---- EXERCISE INPUTS

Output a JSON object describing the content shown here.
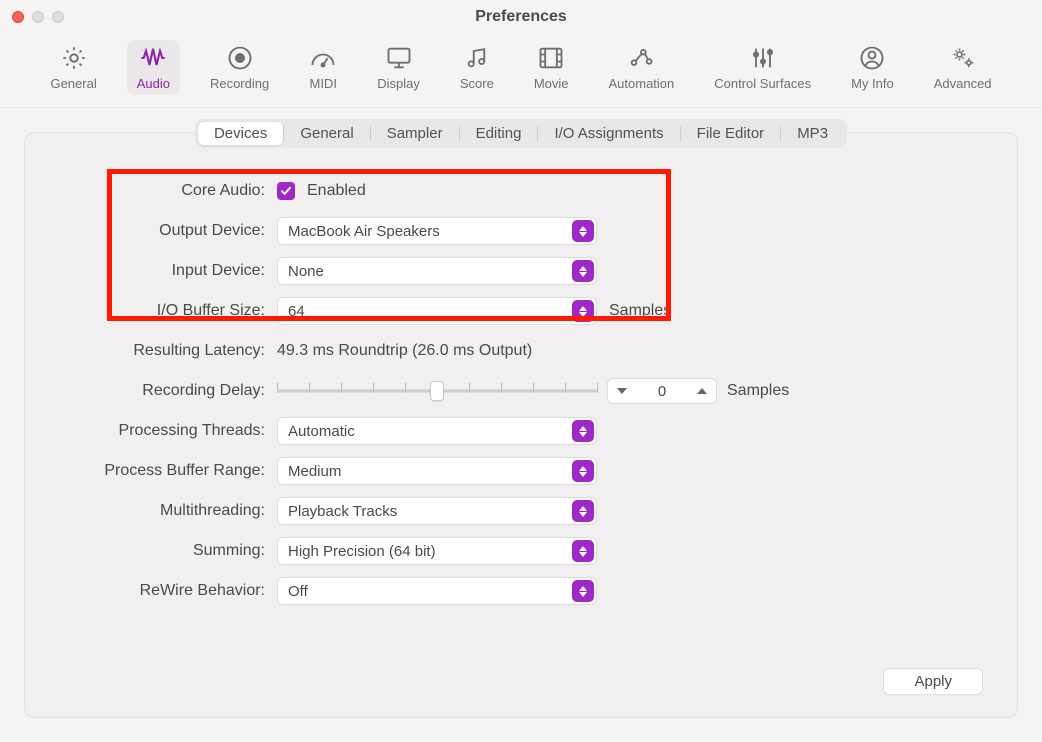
{
  "window": {
    "title": "Preferences"
  },
  "toolbar": {
    "items": [
      {
        "id": "general",
        "label": "General",
        "icon": "gear"
      },
      {
        "id": "audio",
        "label": "Audio",
        "icon": "waveform",
        "active": true
      },
      {
        "id": "recording",
        "label": "Recording",
        "icon": "record"
      },
      {
        "id": "midi",
        "label": "MIDI",
        "icon": "gauge"
      },
      {
        "id": "display",
        "label": "Display",
        "icon": "monitor"
      },
      {
        "id": "score",
        "label": "Score",
        "icon": "notes"
      },
      {
        "id": "movie",
        "label": "Movie",
        "icon": "film"
      },
      {
        "id": "automation",
        "label": "Automation",
        "icon": "automation"
      },
      {
        "id": "control-surfaces",
        "label": "Control Surfaces",
        "icon": "sliders"
      },
      {
        "id": "my-info",
        "label": "My Info",
        "icon": "person"
      },
      {
        "id": "advanced",
        "label": "Advanced",
        "icon": "gears"
      }
    ]
  },
  "subtabs": {
    "items": [
      {
        "id": "devices",
        "label": "Devices",
        "active": true
      },
      {
        "id": "general",
        "label": "General"
      },
      {
        "id": "sampler",
        "label": "Sampler"
      },
      {
        "id": "editing",
        "label": "Editing"
      },
      {
        "id": "io-assignments",
        "label": "I/O Assignments"
      },
      {
        "id": "file-editor",
        "label": "File Editor"
      },
      {
        "id": "mp3",
        "label": "MP3"
      }
    ]
  },
  "form": {
    "core_audio": {
      "label": "Core Audio:",
      "checkbox_label": "Enabled",
      "checked": true
    },
    "output_device": {
      "label": "Output Device:",
      "value": "MacBook Air Speakers"
    },
    "input_device": {
      "label": "Input Device:",
      "value": "None"
    },
    "io_buffer": {
      "label": "I/O Buffer Size:",
      "value": "64",
      "suffix": "Samples"
    },
    "resulting_latency": {
      "label": "Resulting Latency:",
      "value": "49.3 ms Roundtrip (26.0 ms Output)"
    },
    "recording_delay": {
      "label": "Recording Delay:",
      "value": "0",
      "suffix": "Samples"
    },
    "processing_threads": {
      "label": "Processing Threads:",
      "value": "Automatic"
    },
    "process_buffer_range": {
      "label": "Process Buffer Range:",
      "value": "Medium"
    },
    "multithreading": {
      "label": "Multithreading:",
      "value": "Playback Tracks"
    },
    "summing": {
      "label": "Summing:",
      "value": "High Precision (64 bit)"
    },
    "rewire": {
      "label": "ReWire Behavior:",
      "value": "Off"
    }
  },
  "buttons": {
    "apply": "Apply"
  },
  "colors": {
    "accent": "#a028c8",
    "highlight": "#ff1a00"
  }
}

--------

EXERCISE DIRECTIONS: Repeat the data exactly in full, omitting its pictures.

EXERCISE SOLUTION:
Output a JSON object describing the content shown here.
{
  "window": {
    "title": "Preferences"
  },
  "toolbar": {
    "items": [
      {
        "id": "general",
        "label": "General",
        "icon": "gear"
      },
      {
        "id": "audio",
        "label": "Audio",
        "icon": "waveform",
        "active": true
      },
      {
        "id": "recording",
        "label": "Recording",
        "icon": "record"
      },
      {
        "id": "midi",
        "label": "MIDI",
        "icon": "gauge"
      },
      {
        "id": "display",
        "label": "Display",
        "icon": "monitor"
      },
      {
        "id": "score",
        "label": "Score",
        "icon": "notes"
      },
      {
        "id": "movie",
        "label": "Movie",
        "icon": "film"
      },
      {
        "id": "automation",
        "label": "Automation",
        "icon": "automation"
      },
      {
        "id": "control-surfaces",
        "label": "Control Surfaces",
        "icon": "sliders"
      },
      {
        "id": "my-info",
        "label": "My Info",
        "icon": "person"
      },
      {
        "id": "advanced",
        "label": "Advanced",
        "icon": "gears"
      }
    ]
  },
  "subtabs": {
    "items": [
      {
        "id": "devices",
        "label": "Devices",
        "active": true
      },
      {
        "id": "general",
        "label": "General"
      },
      {
        "id": "sampler",
        "label": "Sampler"
      },
      {
        "id": "editing",
        "label": "Editing"
      },
      {
        "id": "io-assignments",
        "label": "I/O Assignments"
      },
      {
        "id": "file-editor",
        "label": "File Editor"
      },
      {
        "id": "mp3",
        "label": "MP3"
      }
    ]
  },
  "form": {
    "core_audio": {
      "label": "Core Audio:",
      "checkbox_label": "Enabled",
      "checked": true
    },
    "output_device": {
      "label": "Output Device:",
      "value": "MacBook Air Speakers"
    },
    "input_device": {
      "label": "Input Device:",
      "value": "None"
    },
    "io_buffer": {
      "label": "I/O Buffer Size:",
      "value": "64",
      "suffix": "Samples"
    },
    "resulting_latency": {
      "label": "Resulting Latency:",
      "value": "49.3 ms Roundtrip (26.0 ms Output)"
    },
    "recording_delay": {
      "label": "Recording Delay:",
      "value": "0",
      "suffix": "Samples"
    },
    "processing_threads": {
      "label": "Processing Threads:",
      "value": "Automatic"
    },
    "process_buffer_range": {
      "label": "Process Buffer Range:",
      "value": "Medium"
    },
    "multithreading": {
      "label": "Multithreading:",
      "value": "Playback Tracks"
    },
    "summing": {
      "label": "Summing:",
      "value": "High Precision (64 bit)"
    },
    "rewire": {
      "label": "ReWire Behavior:",
      "value": "Off"
    }
  },
  "buttons": {
    "apply": "Apply"
  },
  "colors": {
    "accent": "#a028c8",
    "highlight": "#ff1a00"
  }
}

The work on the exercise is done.